* START *

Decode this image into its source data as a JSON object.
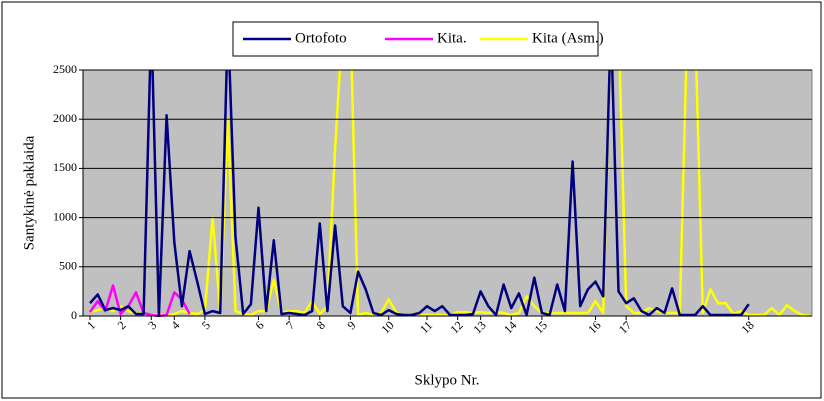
{
  "chart_data": {
    "type": "line",
    "y_label": "Santykinė paklaida",
    "x_label": "Sklypo Nr.",
    "ylim": [
      0,
      2500
    ],
    "yticks": [
      0,
      500,
      1000,
      1500,
      2000,
      2500
    ],
    "grid": true,
    "legend": "top",
    "categories": [
      "1",
      null,
      null,
      null,
      "2",
      null,
      null,
      null,
      "3",
      null,
      null,
      "4",
      null,
      null,
      null,
      "5",
      null,
      null,
      null,
      null,
      null,
      null,
      "6",
      null,
      null,
      null,
      "7",
      null,
      null,
      null,
      "8",
      null,
      null,
      null,
      "9",
      null,
      null,
      null,
      null,
      "10",
      null,
      null,
      null,
      null,
      "11",
      null,
      null,
      null,
      "12",
      null,
      null,
      "13",
      null,
      null,
      null,
      "14",
      null,
      null,
      null,
      "15",
      null,
      null,
      null,
      null,
      null,
      null,
      "16",
      null,
      null,
      null,
      "17",
      null,
      null,
      null,
      null,
      null,
      null,
      null,
      null,
      null,
      null,
      null,
      null,
      null,
      null,
      null,
      "18",
      null,
      null,
      null,
      null,
      null,
      null,
      null,
      null
    ],
    "series": [
      {
        "name": "Ortofoto",
        "color": "#000080",
        "values": [
          130,
          220,
          60,
          80,
          60,
          100,
          20,
          20,
          3000,
          0,
          2040,
          750,
          100,
          660,
          350,
          20,
          50,
          30,
          3000,
          800,
          20,
          120,
          1100,
          50,
          770,
          20,
          30,
          20,
          10,
          50,
          940,
          50,
          920,
          100,
          30,
          450,
          270,
          30,
          10,
          60,
          20,
          10,
          10,
          30,
          100,
          50,
          100,
          10,
          10,
          10,
          20,
          250,
          100,
          10,
          320,
          80,
          230,
          10,
          390,
          30,
          10,
          320,
          50,
          1570,
          100,
          270,
          350,
          200,
          3000,
          250,
          130,
          180,
          50,
          10,
          80,
          30,
          280,
          10,
          10,
          10,
          100,
          10,
          10,
          10,
          10,
          10,
          120,
          null,
          null,
          null,
          null,
          null,
          null,
          null,
          null
        ]
      },
      {
        "name": "Kita.",
        "color": "#ff00ff",
        "values": [
          40,
          150,
          50,
          310,
          20,
          100,
          240,
          30,
          10,
          0,
          10,
          240,
          170,
          20,
          null,
          null,
          null,
          null,
          null,
          null,
          null,
          null,
          null,
          null,
          null,
          null,
          null,
          null,
          null,
          null,
          null,
          null,
          null,
          null,
          null,
          null,
          null,
          null,
          null,
          null,
          null,
          null,
          null,
          null,
          null,
          null,
          null,
          null,
          null,
          null,
          null,
          null,
          null,
          null,
          null,
          null,
          null,
          null,
          null,
          null,
          null,
          null,
          null,
          null,
          null,
          null,
          null,
          null,
          null,
          null,
          null,
          null,
          null,
          null,
          null,
          null,
          null,
          null,
          null,
          null,
          null,
          null,
          null,
          null,
          null,
          null,
          null,
          null,
          null,
          null,
          null,
          null,
          null,
          null,
          null
        ]
      },
      {
        "name": "Kita (Asm.)",
        "color": "#ffff00",
        "values": [
          40,
          60,
          80,
          50,
          100,
          50,
          30,
          20,
          10,
          10,
          10,
          20,
          50,
          30,
          20,
          60,
          1000,
          50,
          2000,
          50,
          20,
          10,
          50,
          50,
          370,
          30,
          50,
          50,
          30,
          150,
          20,
          100,
          1700,
          3000,
          3000,
          10,
          30,
          10,
          30,
          170,
          30,
          10,
          10,
          10,
          10,
          10,
          10,
          10,
          40,
          40,
          30,
          40,
          30,
          40,
          30,
          10,
          30,
          200,
          100,
          30,
          30,
          30,
          30,
          30,
          30,
          30,
          150,
          30,
          3000,
          3000,
          100,
          30,
          30,
          80,
          50,
          30,
          30,
          30,
          3000,
          3000,
          30,
          270,
          130,
          130,
          20,
          50,
          10,
          10,
          10,
          80,
          10,
          110,
          50,
          10,
          0
        ]
      }
    ]
  }
}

* END *

Directions for this task.
Transcribe all the lines above exactly, apart from the pictures.

Result for this task.
Decode this image into its source data as a JSON object.
{
  "chart_data": {
    "type": "line",
    "y_label": "Santykinė paklaida",
    "x_label": "Sklypo Nr.",
    "ylim": [
      0,
      2500
    ],
    "yticks": [
      0,
      500,
      1000,
      1500,
      2000,
      2500
    ],
    "grid": true,
    "legend": "top",
    "categories": [
      "1",
      null,
      null,
      null,
      "2",
      null,
      null,
      null,
      "3",
      null,
      null,
      "4",
      null,
      null,
      null,
      "5",
      null,
      null,
      null,
      null,
      null,
      null,
      "6",
      null,
      null,
      null,
      "7",
      null,
      null,
      null,
      "8",
      null,
      null,
      null,
      "9",
      null,
      null,
      null,
      null,
      "10",
      null,
      null,
      null,
      null,
      "11",
      null,
      null,
      null,
      "12",
      null,
      null,
      "13",
      null,
      null,
      null,
      "14",
      null,
      null,
      null,
      "15",
      null,
      null,
      null,
      null,
      null,
      null,
      "16",
      null,
      null,
      null,
      "17",
      null,
      null,
      null,
      null,
      null,
      null,
      null,
      null,
      null,
      null,
      null,
      null,
      null,
      null,
      null,
      "18",
      null,
      null,
      null,
      null,
      null,
      null,
      null,
      null
    ],
    "series": [
      {
        "name": "Ortofoto",
        "color": "#000080",
        "values": [
          130,
          220,
          60,
          80,
          60,
          100,
          20,
          20,
          3000,
          0,
          2040,
          750,
          100,
          660,
          350,
          20,
          50,
          30,
          3000,
          800,
          20,
          120,
          1100,
          50,
          770,
          20,
          30,
          20,
          10,
          50,
          940,
          50,
          920,
          100,
          30,
          450,
          270,
          30,
          10,
          60,
          20,
          10,
          10,
          30,
          100,
          50,
          100,
          10,
          10,
          10,
          20,
          250,
          100,
          10,
          320,
          80,
          230,
          10,
          390,
          30,
          10,
          320,
          50,
          1570,
          100,
          270,
          350,
          200,
          3000,
          250,
          130,
          180,
          50,
          10,
          80,
          30,
          280,
          10,
          10,
          10,
          100,
          10,
          10,
          10,
          10,
          10,
          120,
          null,
          null,
          null,
          null,
          null,
          null,
          null,
          null
        ]
      },
      {
        "name": "Kita.",
        "color": "#ff00ff",
        "values": [
          40,
          150,
          50,
          310,
          20,
          100,
          240,
          30,
          10,
          0,
          10,
          240,
          170,
          20,
          null,
          null,
          null,
          null,
          null,
          null,
          null,
          null,
          null,
          null,
          null,
          null,
          null,
          null,
          null,
          null,
          null,
          null,
          null,
          null,
          null,
          null,
          null,
          null,
          null,
          null,
          null,
          null,
          null,
          null,
          null,
          null,
          null,
          null,
          null,
          null,
          null,
          null,
          null,
          null,
          null,
          null,
          null,
          null,
          null,
          null,
          null,
          null,
          null,
          null,
          null,
          null,
          null,
          null,
          null,
          null,
          null,
          null,
          null,
          null,
          null,
          null,
          null,
          null,
          null,
          null,
          null,
          null,
          null,
          null,
          null,
          null,
          null,
          null,
          null,
          null,
          null,
          null,
          null,
          null,
          null
        ]
      },
      {
        "name": "Kita (Asm.)",
        "color": "#ffff00",
        "values": [
          40,
          60,
          80,
          50,
          100,
          50,
          30,
          20,
          10,
          10,
          10,
          20,
          50,
          30,
          20,
          60,
          1000,
          50,
          2000,
          50,
          20,
          10,
          50,
          50,
          370,
          30,
          50,
          50,
          30,
          150,
          20,
          100,
          1700,
          3000,
          3000,
          10,
          30,
          10,
          30,
          170,
          30,
          10,
          10,
          10,
          10,
          10,
          10,
          10,
          40,
          40,
          30,
          40,
          30,
          40,
          30,
          10,
          30,
          200,
          100,
          30,
          30,
          30,
          30,
          30,
          30,
          30,
          150,
          30,
          3000,
          3000,
          100,
          30,
          30,
          80,
          50,
          30,
          30,
          30,
          3000,
          3000,
          30,
          270,
          130,
          130,
          20,
          50,
          10,
          10,
          10,
          80,
          10,
          110,
          50,
          10,
          0
        ]
      }
    ]
  }
}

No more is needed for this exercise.